> **MATERIAL FOR THIS TASK**
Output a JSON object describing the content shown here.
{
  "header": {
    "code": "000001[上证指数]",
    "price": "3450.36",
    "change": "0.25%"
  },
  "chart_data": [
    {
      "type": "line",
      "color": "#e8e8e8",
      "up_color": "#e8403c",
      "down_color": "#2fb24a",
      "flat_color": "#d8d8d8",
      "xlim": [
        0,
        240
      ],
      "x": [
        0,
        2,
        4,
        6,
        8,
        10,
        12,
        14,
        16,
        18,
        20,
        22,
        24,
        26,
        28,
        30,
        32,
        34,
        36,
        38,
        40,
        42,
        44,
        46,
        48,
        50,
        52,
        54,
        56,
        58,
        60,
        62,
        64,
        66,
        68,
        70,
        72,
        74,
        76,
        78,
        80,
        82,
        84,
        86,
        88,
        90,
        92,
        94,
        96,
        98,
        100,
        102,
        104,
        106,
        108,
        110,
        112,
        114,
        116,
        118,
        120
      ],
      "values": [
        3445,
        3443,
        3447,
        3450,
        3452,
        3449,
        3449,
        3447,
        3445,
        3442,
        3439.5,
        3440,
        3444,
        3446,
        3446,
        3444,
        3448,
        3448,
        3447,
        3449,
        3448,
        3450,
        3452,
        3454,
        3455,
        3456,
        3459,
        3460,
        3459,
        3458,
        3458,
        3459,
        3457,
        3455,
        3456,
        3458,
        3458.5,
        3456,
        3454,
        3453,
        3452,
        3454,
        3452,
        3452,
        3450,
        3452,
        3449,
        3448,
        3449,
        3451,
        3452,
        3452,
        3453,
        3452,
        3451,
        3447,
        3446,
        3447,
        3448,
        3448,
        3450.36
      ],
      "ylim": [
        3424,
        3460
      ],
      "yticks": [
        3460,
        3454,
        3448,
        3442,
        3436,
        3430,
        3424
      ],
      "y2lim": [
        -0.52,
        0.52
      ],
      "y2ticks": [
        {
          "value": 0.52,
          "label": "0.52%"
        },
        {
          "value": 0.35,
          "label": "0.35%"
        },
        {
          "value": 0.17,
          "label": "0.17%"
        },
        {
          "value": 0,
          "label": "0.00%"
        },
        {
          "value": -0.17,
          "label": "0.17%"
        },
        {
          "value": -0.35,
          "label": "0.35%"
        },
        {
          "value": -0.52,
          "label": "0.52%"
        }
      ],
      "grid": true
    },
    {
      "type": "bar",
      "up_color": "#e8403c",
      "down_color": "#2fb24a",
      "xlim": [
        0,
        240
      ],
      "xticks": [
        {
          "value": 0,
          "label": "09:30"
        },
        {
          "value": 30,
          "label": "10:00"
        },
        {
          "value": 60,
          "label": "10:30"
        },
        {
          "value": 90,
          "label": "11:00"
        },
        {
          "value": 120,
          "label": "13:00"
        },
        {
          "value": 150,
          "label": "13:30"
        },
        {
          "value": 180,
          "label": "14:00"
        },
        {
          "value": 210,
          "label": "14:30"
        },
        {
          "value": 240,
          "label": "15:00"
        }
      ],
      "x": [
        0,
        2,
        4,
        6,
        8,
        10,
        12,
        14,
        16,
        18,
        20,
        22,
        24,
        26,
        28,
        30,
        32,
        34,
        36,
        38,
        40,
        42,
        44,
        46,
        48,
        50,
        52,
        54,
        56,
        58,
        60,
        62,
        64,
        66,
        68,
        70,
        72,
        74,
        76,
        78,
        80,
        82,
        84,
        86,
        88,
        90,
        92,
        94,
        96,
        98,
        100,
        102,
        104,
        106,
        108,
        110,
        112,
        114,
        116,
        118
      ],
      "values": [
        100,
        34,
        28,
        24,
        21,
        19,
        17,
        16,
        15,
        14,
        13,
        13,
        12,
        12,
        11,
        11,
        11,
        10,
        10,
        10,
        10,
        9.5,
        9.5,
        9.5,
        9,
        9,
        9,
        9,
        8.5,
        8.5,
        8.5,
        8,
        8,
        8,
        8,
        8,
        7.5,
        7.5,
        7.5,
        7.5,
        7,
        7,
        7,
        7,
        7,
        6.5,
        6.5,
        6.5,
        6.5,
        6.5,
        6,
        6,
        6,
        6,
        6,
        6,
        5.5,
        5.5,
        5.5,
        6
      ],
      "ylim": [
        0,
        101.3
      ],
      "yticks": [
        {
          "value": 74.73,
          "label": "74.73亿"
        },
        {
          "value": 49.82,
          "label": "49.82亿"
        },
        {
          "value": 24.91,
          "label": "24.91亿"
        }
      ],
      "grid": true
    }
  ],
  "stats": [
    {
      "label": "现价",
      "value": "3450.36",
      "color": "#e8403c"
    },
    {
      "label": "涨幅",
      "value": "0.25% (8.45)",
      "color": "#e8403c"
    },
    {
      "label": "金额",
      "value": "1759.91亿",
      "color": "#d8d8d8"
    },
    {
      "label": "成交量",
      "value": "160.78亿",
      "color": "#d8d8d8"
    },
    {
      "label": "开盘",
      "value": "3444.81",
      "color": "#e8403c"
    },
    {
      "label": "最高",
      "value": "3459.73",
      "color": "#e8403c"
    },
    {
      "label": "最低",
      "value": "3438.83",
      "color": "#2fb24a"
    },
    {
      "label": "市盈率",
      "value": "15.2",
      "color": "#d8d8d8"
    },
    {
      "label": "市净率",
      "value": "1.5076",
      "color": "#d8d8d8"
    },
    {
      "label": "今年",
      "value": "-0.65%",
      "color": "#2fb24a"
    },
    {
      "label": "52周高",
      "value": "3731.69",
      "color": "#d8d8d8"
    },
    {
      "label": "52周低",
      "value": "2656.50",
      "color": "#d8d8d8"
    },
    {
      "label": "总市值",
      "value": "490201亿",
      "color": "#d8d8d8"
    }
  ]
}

> **TASK PROMPT**
Type out the entries again, word for word.

> **OUTPUT FOR THIS EXERCISE**
Output a JSON object describing the content shown here.
{
  "header": {
    "code": "000001[上证指数]",
    "price": "3450.36",
    "change": "0.25%"
  },
  "chart_data": [
    {
      "type": "line",
      "color": "#e8e8e8",
      "up_color": "#e8403c",
      "down_color": "#2fb24a",
      "flat_color": "#d8d8d8",
      "xlim": [
        0,
        240
      ],
      "x": [
        0,
        2,
        4,
        6,
        8,
        10,
        12,
        14,
        16,
        18,
        20,
        22,
        24,
        26,
        28,
        30,
        32,
        34,
        36,
        38,
        40,
        42,
        44,
        46,
        48,
        50,
        52,
        54,
        56,
        58,
        60,
        62,
        64,
        66,
        68,
        70,
        72,
        74,
        76,
        78,
        80,
        82,
        84,
        86,
        88,
        90,
        92,
        94,
        96,
        98,
        100,
        102,
        104,
        106,
        108,
        110,
        112,
        114,
        116,
        118,
        120
      ],
      "values": [
        3445,
        3443,
        3447,
        3450,
        3452,
        3449,
        3449,
        3447,
        3445,
        3442,
        3439.5,
        3440,
        3444,
        3446,
        3446,
        3444,
        3448,
        3448,
        3447,
        3449,
        3448,
        3450,
        3452,
        3454,
        3455,
        3456,
        3459,
        3460,
        3459,
        3458,
        3458,
        3459,
        3457,
        3455,
        3456,
        3458,
        3458.5,
        3456,
        3454,
        3453,
        3452,
        3454,
        3452,
        3452,
        3450,
        3452,
        3449,
        3448,
        3449,
        3451,
        3452,
        3452,
        3453,
        3452,
        3451,
        3447,
        3446,
        3447,
        3448,
        3448,
        3450.36
      ],
      "ylim": [
        3424,
        3460
      ],
      "yticks": [
        3460,
        3454,
        3448,
        3442,
        3436,
        3430,
        3424
      ],
      "y2lim": [
        -0.52,
        0.52
      ],
      "y2ticks": [
        {
          "value": 0.52,
          "label": "0.52%"
        },
        {
          "value": 0.35,
          "label": "0.35%"
        },
        {
          "value": 0.17,
          "label": "0.17%"
        },
        {
          "value": 0,
          "label": "0.00%"
        },
        {
          "value": -0.17,
          "label": "0.17%"
        },
        {
          "value": -0.35,
          "label": "0.35%"
        },
        {
          "value": -0.52,
          "label": "0.52%"
        }
      ],
      "grid": true
    },
    {
      "type": "bar",
      "up_color": "#e8403c",
      "down_color": "#2fb24a",
      "xlim": [
        0,
        240
      ],
      "xticks": [
        {
          "value": 0,
          "label": "09:30"
        },
        {
          "value": 30,
          "label": "10:00"
        },
        {
          "value": 60,
          "label": "10:30"
        },
        {
          "value": 90,
          "label": "11:00"
        },
        {
          "value": 120,
          "label": "13:00"
        },
        {
          "value": 150,
          "label": "13:30"
        },
        {
          "value": 180,
          "label": "14:00"
        },
        {
          "value": 210,
          "label": "14:30"
        },
        {
          "value": 240,
          "label": "15:00"
        }
      ],
      "x": [
        0,
        2,
        4,
        6,
        8,
        10,
        12,
        14,
        16,
        18,
        20,
        22,
        24,
        26,
        28,
        30,
        32,
        34,
        36,
        38,
        40,
        42,
        44,
        46,
        48,
        50,
        52,
        54,
        56,
        58,
        60,
        62,
        64,
        66,
        68,
        70,
        72,
        74,
        76,
        78,
        80,
        82,
        84,
        86,
        88,
        90,
        92,
        94,
        96,
        98,
        100,
        102,
        104,
        106,
        108,
        110,
        112,
        114,
        116,
        118
      ],
      "values": [
        100,
        34,
        28,
        24,
        21,
        19,
        17,
        16,
        15,
        14,
        13,
        13,
        12,
        12,
        11,
        11,
        11,
        10,
        10,
        10,
        10,
        9.5,
        9.5,
        9.5,
        9,
        9,
        9,
        9,
        8.5,
        8.5,
        8.5,
        8,
        8,
        8,
        8,
        8,
        7.5,
        7.5,
        7.5,
        7.5,
        7,
        7,
        7,
        7,
        7,
        6.5,
        6.5,
        6.5,
        6.5,
        6.5,
        6,
        6,
        6,
        6,
        6,
        6,
        5.5,
        5.5,
        5.5,
        6
      ],
      "ylim": [
        0,
        101.3
      ],
      "yticks": [
        {
          "value": 74.73,
          "label": "74.73亿"
        },
        {
          "value": 49.82,
          "label": "49.82亿"
        },
        {
          "value": 24.91,
          "label": "24.91亿"
        }
      ],
      "grid": true
    }
  ],
  "stats": [
    {
      "label": "现价",
      "value": "3450.36",
      "color": "#e8403c"
    },
    {
      "label": "涨幅",
      "value": "0.25% (8.45)",
      "color": "#e8403c"
    },
    {
      "label": "金额",
      "value": "1759.91亿",
      "color": "#d8d8d8"
    },
    {
      "label": "成交量",
      "value": "160.78亿",
      "color": "#d8d8d8"
    },
    {
      "label": "开盘",
      "value": "3444.81",
      "color": "#e8403c"
    },
    {
      "label": "最高",
      "value": "3459.73",
      "color": "#e8403c"
    },
    {
      "label": "最低",
      "value": "3438.83",
      "color": "#2fb24a"
    },
    {
      "label": "市盈率",
      "value": "15.2",
      "color": "#d8d8d8"
    },
    {
      "label": "市净率",
      "value": "1.5076",
      "color": "#d8d8d8"
    },
    {
      "label": "今年",
      "value": "-0.65%",
      "color": "#2fb24a"
    },
    {
      "label": "52周高",
      "value": "3731.69",
      "color": "#d8d8d8"
    },
    {
      "label": "52周低",
      "value": "2656.50",
      "color": "#d8d8d8"
    },
    {
      "label": "总市值",
      "value": "490201亿",
      "color": "#d8d8d8"
    }
  ]
}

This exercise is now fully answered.